-- Given problem --
Reproduce the listing exactly and skip over any pictures.

-- Data records --
________
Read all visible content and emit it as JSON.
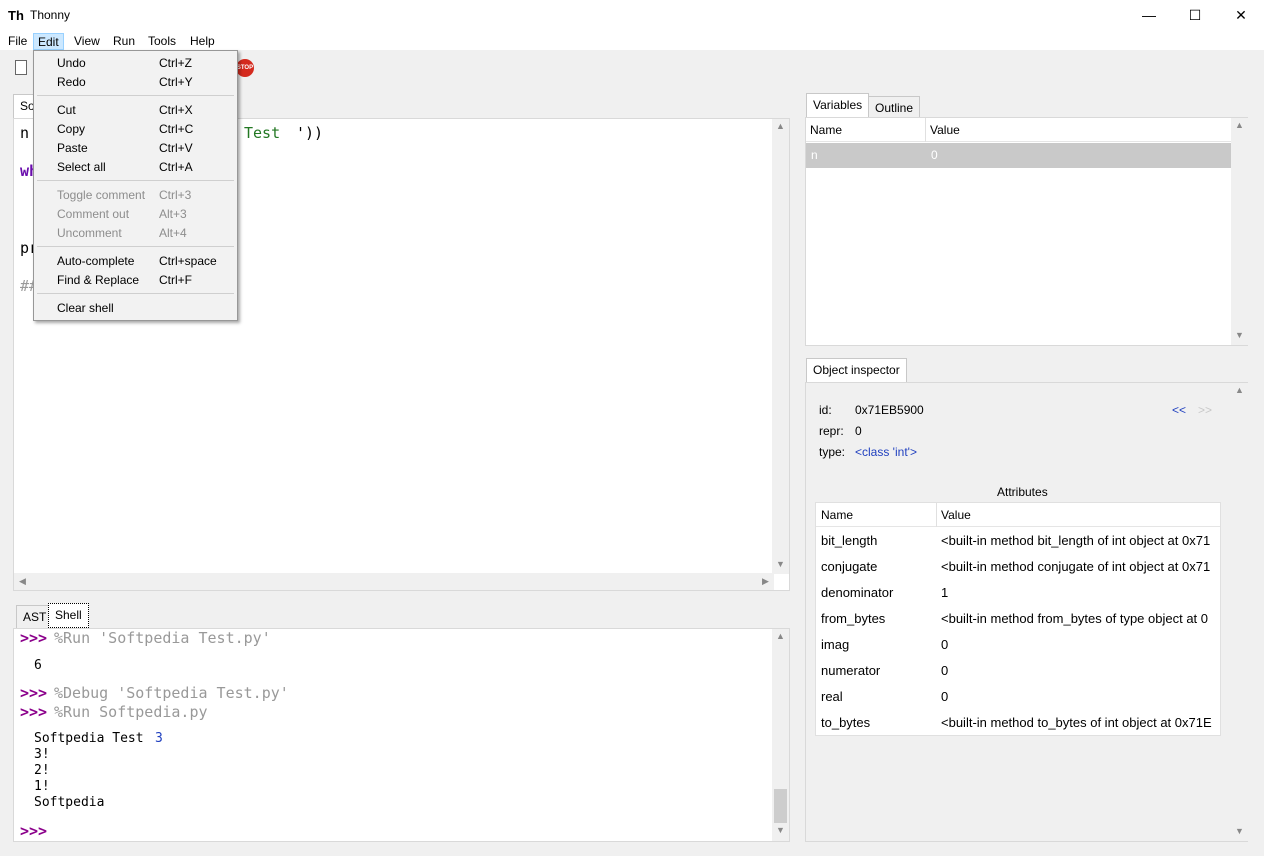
{
  "window": {
    "title": "Thonny",
    "minimize": "—",
    "maximize": "☐",
    "close": "✕"
  },
  "menubar": [
    "File",
    "Edit",
    "View",
    "Run",
    "Tools",
    "Help"
  ],
  "toolbar": {
    "stop_label": "STOP"
  },
  "editor": {
    "tab_label": "So",
    "lines": {
      "l1_a": "n",
      "l1_b": "Test ",
      "l1_c": "'))",
      "l2": "wh",
      "l3": "pr",
      "l4": "##"
    }
  },
  "bottom_tabs": [
    "AST",
    "Shell"
  ],
  "shell": {
    "prompt": ">>>",
    "cmd1": "%Run 'Softpedia Test.py'",
    "out1": "6",
    "cmd2": "%Debug 'Softpedia Test.py'",
    "cmd3": "%Run Softpedia.py",
    "out2_text": "Softpedia Test ",
    "out2_num": "3",
    "out3": "3!",
    "out4": "2!",
    "out5": "1!",
    "out6": "Softpedia"
  },
  "variables": {
    "tabs": [
      "Variables",
      "Outline"
    ],
    "col_name": "Name",
    "col_value": "Value",
    "rows": [
      {
        "name": "n",
        "value": "0"
      }
    ]
  },
  "inspector": {
    "tab_label": "Object inspector",
    "id_label": "id:",
    "id_value": "0x71EB5900",
    "repr_label": "repr:",
    "repr_value": "0",
    "type_label": "type:",
    "type_value": "<class 'int'>",
    "nav_back": "<<",
    "nav_fwd": ">>",
    "attributes_title": "Attributes",
    "col_name": "Name",
    "col_value": "Value",
    "attributes": [
      {
        "name": "bit_length",
        "value": "<built-in method bit_length of int object at 0x71"
      },
      {
        "name": "conjugate",
        "value": "<built-in method conjugate of int object at 0x71"
      },
      {
        "name": "denominator",
        "value": "1"
      },
      {
        "name": "from_bytes",
        "value": "<built-in method from_bytes of type object at 0"
      },
      {
        "name": "imag",
        "value": "0"
      },
      {
        "name": "numerator",
        "value": "0"
      },
      {
        "name": "real",
        "value": "0"
      },
      {
        "name": "to_bytes",
        "value": "<built-in method to_bytes of int object at 0x71E"
      }
    ]
  },
  "edit_menu": {
    "items": [
      {
        "label": "Undo",
        "accel": "Ctrl+Z"
      },
      {
        "label": "Redo",
        "accel": "Ctrl+Y"
      },
      {
        "label": "Cut",
        "accel": "Ctrl+X"
      },
      {
        "label": "Copy",
        "accel": "Ctrl+C"
      },
      {
        "label": "Paste",
        "accel": "Ctrl+V"
      },
      {
        "label": "Select all",
        "accel": "Ctrl+A"
      },
      {
        "label": "Toggle comment",
        "accel": "Ctrl+3"
      },
      {
        "label": "Comment out",
        "accel": "Alt+3"
      },
      {
        "label": "Uncomment",
        "accel": "Alt+4"
      },
      {
        "label": "Auto-complete",
        "accel": "Ctrl+space"
      },
      {
        "label": "Find & Replace",
        "accel": "Ctrl+F"
      },
      {
        "label": "Clear shell",
        "accel": ""
      }
    ]
  }
}
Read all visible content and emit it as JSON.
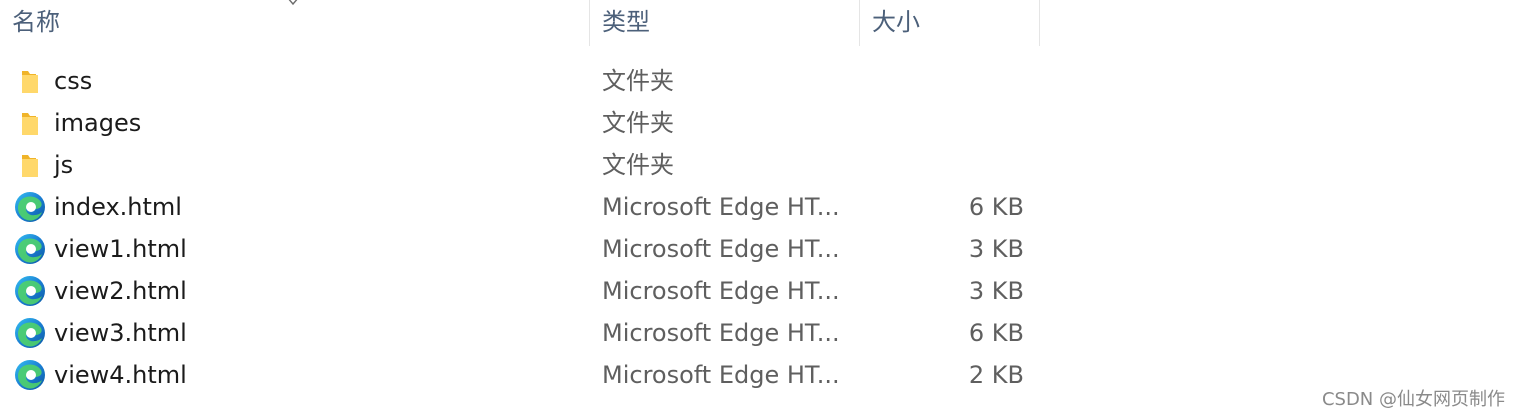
________
-- Exercise answer --
Read all visible content and emit it as JSON.
{
  "window": {
    "title": "Thonny",
    "minimize": "—",
    "maximize": "☐",
    "close": "✕"
  },
  "menubar": [
    "File",
    "Edit",
    "View",
    "Run",
    "Tools",
    "Help"
  ],
  "toolbar": {
    "stop_label": "STOP"
  },
  "editor": {
    "tab_label": "So",
    "lines": {
      "l1_a": "n",
      "l1_b": "Test ",
      "l1_c": "'))",
      "l2": "wh",
      "l3": "pr",
      "l4": "##"
    }
  },
  "bottom_tabs": [
    "AST",
    "Shell"
  ],
  "shell": {
    "prompt": ">>>",
    "cmd1": "%Run 'Softpedia Test.py'",
    "out1": "6",
    "cmd2": "%Debug 'Softpedia Test.py'",
    "cmd3": "%Run Softpedia.py",
    "out2_text": "Softpedia Test ",
    "out2_num": "3",
    "out3": "3!",
    "out4": "2!",
    "out5": "1!",
    "out6": "Softpedia"
  },
  "variables": {
    "tabs": [
      "Variables",
      "Outline"
    ],
    "col_name": "Name",
    "col_value": "Value",
    "rows": [
      {
        "name": "n",
        "value": "0"
      }
    ]
  },
  "inspector": {
    "tab_label": "Object inspector",
    "id_label": "id:",
    "id_value": "0x71EB5900",
    "repr_label": "repr:",
    "repr_value": "0",
    "type_label": "type:",
    "type_value": "<class 'int'>",
    "nav_back": "<<",
    "nav_fwd": ">>",
    "attributes_title": "Attributes",
    "col_name": "Name",
    "col_value": "Value",
    "attributes": [
      {
        "name": "bit_length",
        "value": "<built-in method bit_length of int object at 0x71"
      },
      {
        "name": "conjugate",
        "value": "<built-in method conjugate of int object at 0x71"
      },
      {
        "name": "denominator",
        "value": "1"
      },
      {
        "name": "from_bytes",
        "value": "<built-in method from_bytes of type object at 0"
      },
      {
        "name": "imag",
        "value": "0"
      },
      {
        "name": "numerator",
        "value": "0"
      },
      {
        "name": "real",
        "value": "0"
      },
      {
        "name": "to_bytes",
        "value": "<built-in method to_bytes of int object at 0x71E"
      }
    ]
  },
  "edit_menu": {
    "items": [
      {
        "label": "Undo",
        "accel": "Ctrl+Z"
      },
      {
        "label": "Redo",
        "accel": "Ctrl+Y"
      },
      {
        "label": "Cut",
        "accel": "Ctrl+X"
      },
      {
        "label": "Copy",
        "accel": "Ctrl+C"
      },
      {
        "label": "Paste",
        "accel": "Ctrl+V"
      },
      {
        "label": "Select all",
        "accel": "Ctrl+A"
      },
      {
        "label": "Toggle comment",
        "accel": "Ctrl+3"
      },
      {
        "label": "Comment out",
        "accel": "Alt+3"
      },
      {
        "label": "Uncomment",
        "accel": "Alt+4"
      },
      {
        "label": "Auto-complete",
        "accel": "Ctrl+space"
      },
      {
        "label": "Find & Replace",
        "accel": "Ctrl+F"
      },
      {
        "label": "Clear shell",
        "accel": ""
      }
    ]
  }
}
Read all visible content and emit it as JSON.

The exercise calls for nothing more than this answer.